• Written task:
All of the records listed below should be retyped exactly.

• Records shown:
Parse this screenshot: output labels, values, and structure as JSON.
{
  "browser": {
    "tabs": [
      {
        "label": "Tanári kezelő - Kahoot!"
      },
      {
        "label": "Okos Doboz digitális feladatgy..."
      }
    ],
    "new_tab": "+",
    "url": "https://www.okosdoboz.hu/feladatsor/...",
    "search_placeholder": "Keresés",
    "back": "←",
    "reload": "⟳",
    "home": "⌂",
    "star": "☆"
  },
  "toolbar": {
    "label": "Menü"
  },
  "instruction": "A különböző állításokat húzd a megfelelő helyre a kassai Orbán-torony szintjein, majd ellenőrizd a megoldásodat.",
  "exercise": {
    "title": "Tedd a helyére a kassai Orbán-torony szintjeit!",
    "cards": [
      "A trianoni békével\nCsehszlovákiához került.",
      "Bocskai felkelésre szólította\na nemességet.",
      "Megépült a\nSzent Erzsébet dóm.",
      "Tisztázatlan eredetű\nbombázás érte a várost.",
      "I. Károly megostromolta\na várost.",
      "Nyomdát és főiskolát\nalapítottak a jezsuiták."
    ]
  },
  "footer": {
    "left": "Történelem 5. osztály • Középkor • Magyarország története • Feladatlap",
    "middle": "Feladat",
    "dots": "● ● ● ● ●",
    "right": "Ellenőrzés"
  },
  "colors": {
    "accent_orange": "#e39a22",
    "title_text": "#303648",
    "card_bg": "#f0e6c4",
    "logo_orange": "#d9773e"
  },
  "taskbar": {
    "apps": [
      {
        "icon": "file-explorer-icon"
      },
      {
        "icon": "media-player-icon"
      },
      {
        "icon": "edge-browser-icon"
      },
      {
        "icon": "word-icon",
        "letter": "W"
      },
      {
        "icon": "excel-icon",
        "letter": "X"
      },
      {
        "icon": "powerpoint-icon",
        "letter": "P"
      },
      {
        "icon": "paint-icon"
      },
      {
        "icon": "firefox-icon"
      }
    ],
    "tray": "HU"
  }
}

• Written response:
Parse this screenshot: output labels, values, and structure as JSON.
{
  "browser": {
    "tabs": [
      {
        "label": "Tanári kezelő - Kahoot!"
      },
      {
        "label": "Okos Doboz digitális feladatgy..."
      }
    ],
    "new_tab": "+",
    "url": "https://www.okosdoboz.hu/feladatsor/...",
    "search_placeholder": "Keresés",
    "back": "←",
    "reload": "⟳",
    "home": "⌂",
    "star": "☆"
  },
  "toolbar": {
    "label": "Menü"
  },
  "instruction": "A különböző állításokat húzd a megfelelő helyre a kassai Orbán-torony szintjein, majd ellenőrizd a megoldásodat.",
  "exercise": {
    "title": "Tedd a helyére a kassai Orbán-torony szintjeit!",
    "cards": [
      "A trianoni békével\nCsehszlovákiához került.",
      "Bocskai felkelésre szólította\na nemességet.",
      "Megépült a\nSzent Erzsébet dóm.",
      "Tisztázatlan eredetű\nbombázás érte a várost.",
      "I. Károly megostromolta\na várost.",
      "Nyomdát és főiskolát\nalapítottak a jezsuiták."
    ]
  },
  "footer": {
    "left": "Történelem 5. osztály • Középkor • Magyarország története • Feladatlap",
    "middle": "Feladat",
    "dots": "● ● ● ● ●",
    "right": "Ellenőrzés"
  },
  "colors": {
    "accent_orange": "#e39a22",
    "title_text": "#303648",
    "card_bg": "#f0e6c4",
    "logo_orange": "#d9773e"
  },
  "taskbar": {
    "apps": [
      {
        "icon": "file-explorer-icon"
      },
      {
        "icon": "media-player-icon"
      },
      {
        "icon": "edge-browser-icon"
      },
      {
        "icon": "word-icon",
        "letter": "W"
      },
      {
        "icon": "excel-icon",
        "letter": "X"
      },
      {
        "icon": "powerpoint-icon",
        "letter": "P"
      },
      {
        "icon": "paint-icon"
      },
      {
        "icon": "firefox-icon"
      }
    ],
    "tray": "HU"
  }
}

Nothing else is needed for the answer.